▶ **Do this**:
Copy every entry word for word. Skip the pictures.

<<<<

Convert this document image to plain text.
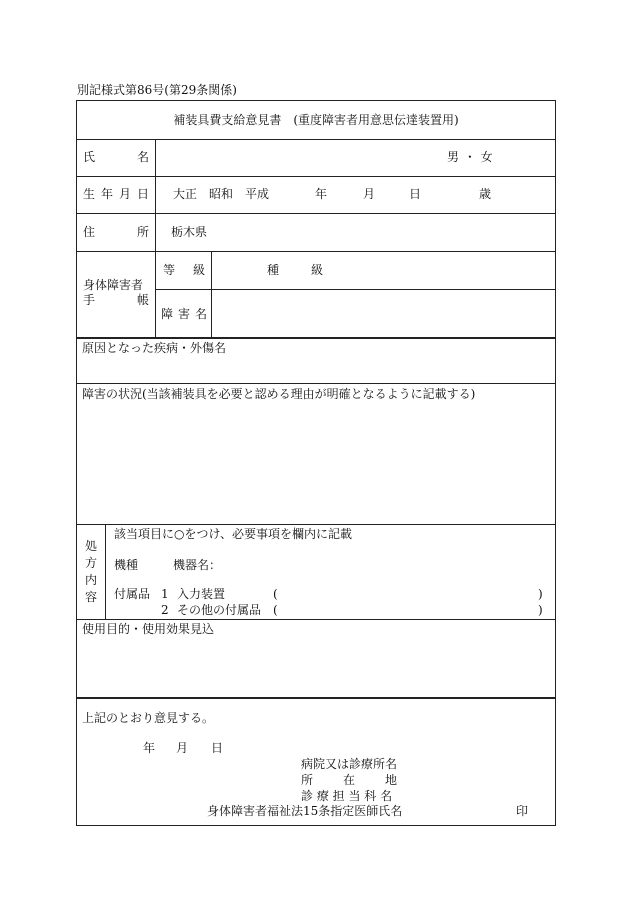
別記様式第86号(第29条関係)
補装具費支給意見書　(重度障害者用意思伝達装置用)
氏	名	男 ・ 女
生 年 月 日 大正　昭和　平成	年	月	日	歳
住	所 栃木県
身体障害者
手	帳
等 級	種	級
障 害 名
原因となった疾病・外傷名
障害の状況(当該補装具を必要と認める理由が明確となるように記載する)
処
方
内
容
該当項目に○をつけ、必要事項を欄内に記載
機種	機器名：
付属品 1 入力装置	(	)
2 その他の付属品 (	)
使用目的・使用効果見込
上記のとおり意見する。
年 月 日
病院又は診療所名
所 在 地
診 療 担 当 科 名
身体障害者福祉法15条指定医師氏名	印
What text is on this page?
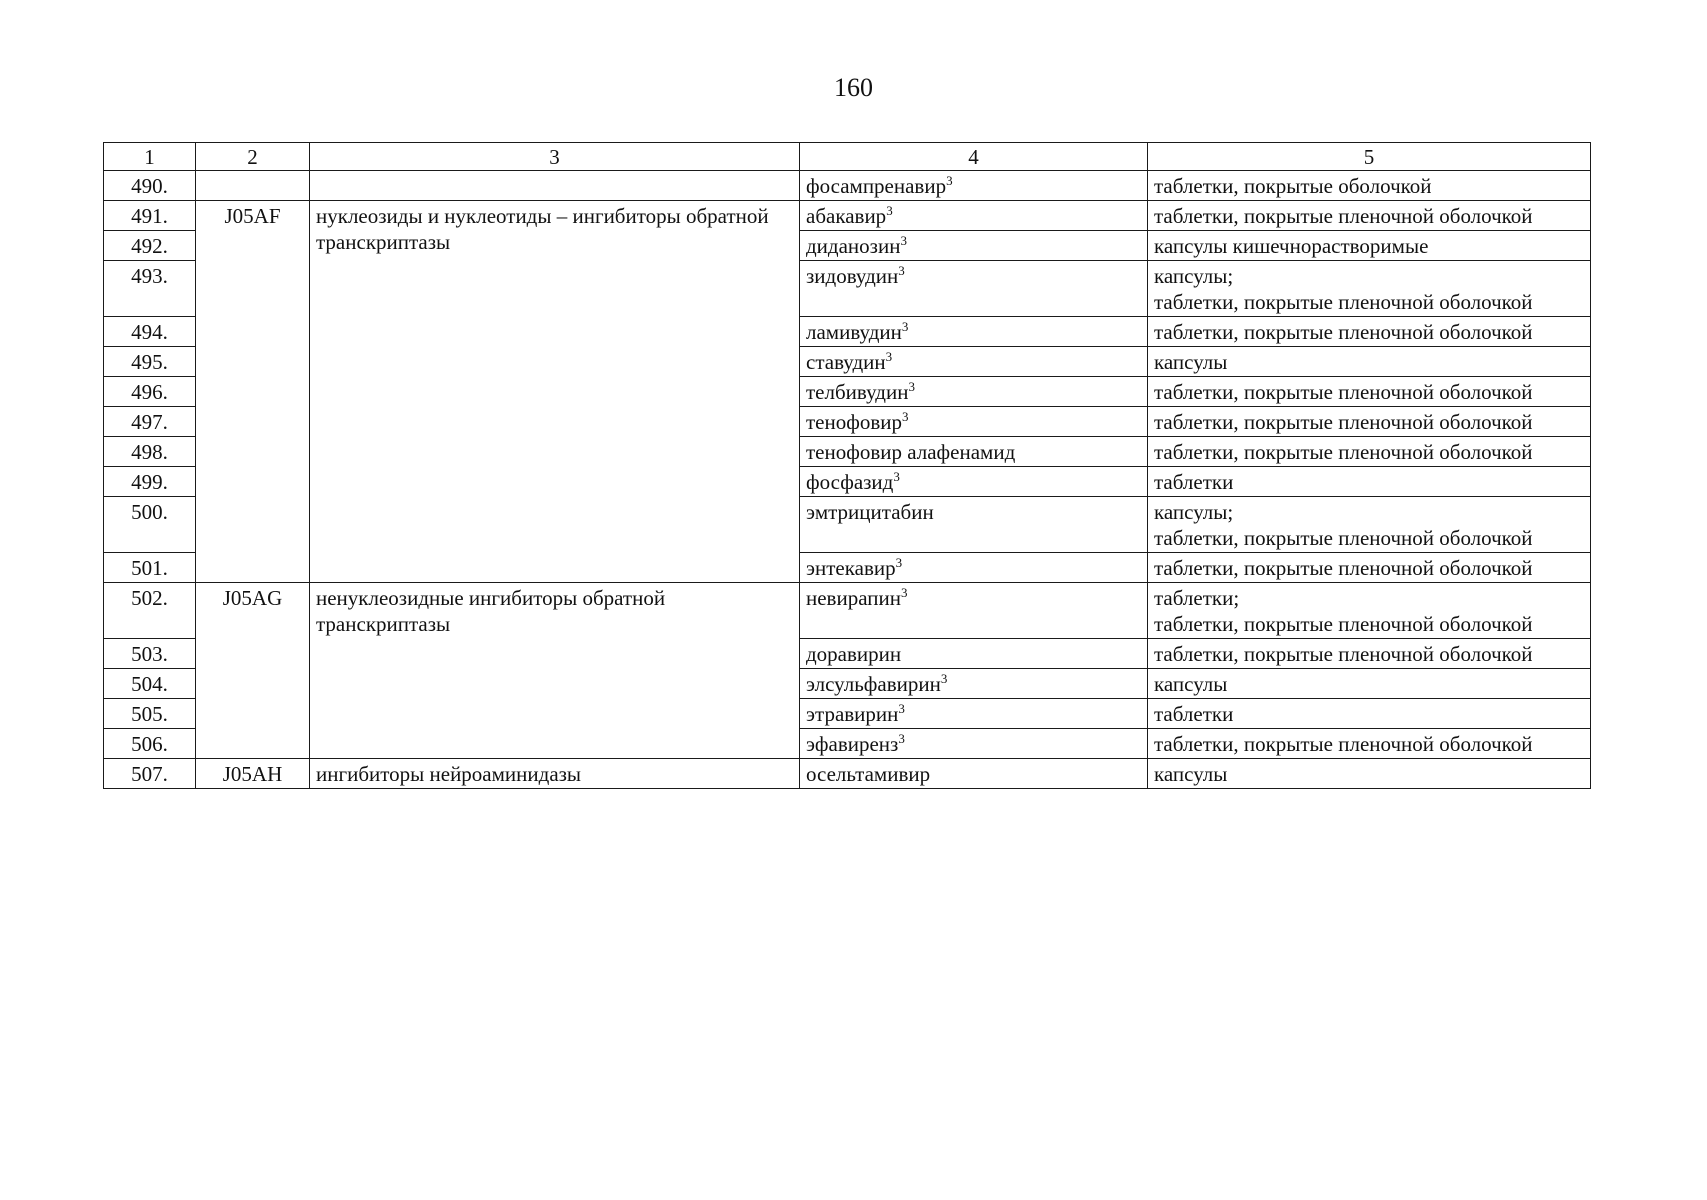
160
1	2	3	4	5
490.			фосампренавир$^3$	таблетки, покрытые оболочкой

491.	J05AF	нуклеозиды и нуклеотиды – ингибиторы обратной транскриптазы	абакавир$^3$	таблетки, покрытые пленочной оболочкой

492.			диданозин$^3$	капсулы кишечнорастворимые

493.			зидовудин$^3$	капсулы;
таблетки, покрытые пленочной оболочкой

494.			ламивудин$^3$	таблетки, покрытые пленочной оболочкой

495.			ставудин$^3$	капсулы

496.			телбивудин$^3$	таблетки, покрытые пленочной оболочкой

497.			тенофовир$^3$	таблетки, покрытые пленочной оболочкой

498.			тенофовир алафенамид	таблетки, покрытые пленочной оболочкой

499.			фосфазид$^3$	таблетки

500.			эмтрицитабин	капсулы;
таблетки, покрытые пленочной оболочкой

501.			энтекавир$^3$	таблетки, покрытые пленочной оболочкой

502.	J05AG	ненуклеозидные ингибиторы обратной транскриптазы	невирапин$^3$	таблетки;
таблетки, покрытые пленочной оболочкой

503.			доравирин	таблетки, покрытые пленочной оболочкой

504.			элсульфавирин$^3$	капсулы

505.			этравирин$^3$	таблетки

506.			эфавиренз$^3$	таблетки, покрытые пленочной оболочкой

507.	J05AH	ингибиторы нейроаминидазы	осельтамивир	капсулы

>>>>

▶ **Response to the task**:
Convert this document image to plain text.
別記様式第86号(第29条関係)
補装具費支給意見書　(重度障害者用意思伝達装置用)
氏	名	男 ・ 女
生 年 月 日 大正　昭和　平成	年	月	日	歳
住	所 栃木県
身体障害者
手	帳
等 級	種	級
障 害 名
原因となった疾病・外傷名
障害の状況(当該補装具を必要と認める理由が明確となるように記載する)
処
方
内
容
該当項目に○をつけ、必要事項を欄内に記載
機種	機器名：
付属品 1 入力装置	(	)
2 その他の付属品 (	)
使用目的・使用効果見込
上記のとおり意見する。
年 月 日
病院又は診療所名
所 在 地
診 療 担 当 科 名
身体障害者福祉法15条指定医師氏名	印
What text is on this page?
160
1	2	3	4	5
490.			фосампренавир$^3$	таблетки, покрытые оболочкой

491.	J05AF	нуклеозиды и нуклеотиды – ингибиторы обратной транскриптазы	абакавир$^3$	таблетки, покрытые пленочной оболочкой

492.			диданозин$^3$	капсулы кишечнорастворимые

493.			зидовудин$^3$	капсулы;
таблетки, покрытые пленочной оболочкой

494.			ламивудин$^3$	таблетки, покрытые пленочной оболочкой

495.			ставудин$^3$	капсулы

496.			телбивудин$^3$	таблетки, покрытые пленочной оболочкой

497.			тенофовир$^3$	таблетки, покрытые пленочной оболочкой

498.			тенофовир алафенамид	таблетки, покрытые пленочной оболочкой

499.			фосфазид$^3$	таблетки

500.			эмтрицитабин	капсулы;
таблетки, покрытые пленочной оболочкой

501.			энтекавир$^3$	таблетки, покрытые пленочной оболочкой

502.	J05AG	ненуклеозидные ингибиторы обратной транскриптазы	невирапин$^3$	таблетки;
таблетки, покрытые пленочной оболочкой

503.			доравирин	таблетки, покрытые пленочной оболочкой

504.			элсульфавирин$^3$	капсулы

505.			этравирин$^3$	таблетки

506.			эфавиренз$^3$	таблетки, покрытые пленочной оболочкой

507.	J05AH	ингибиторы нейроаминидазы	осельтамивир	капсулы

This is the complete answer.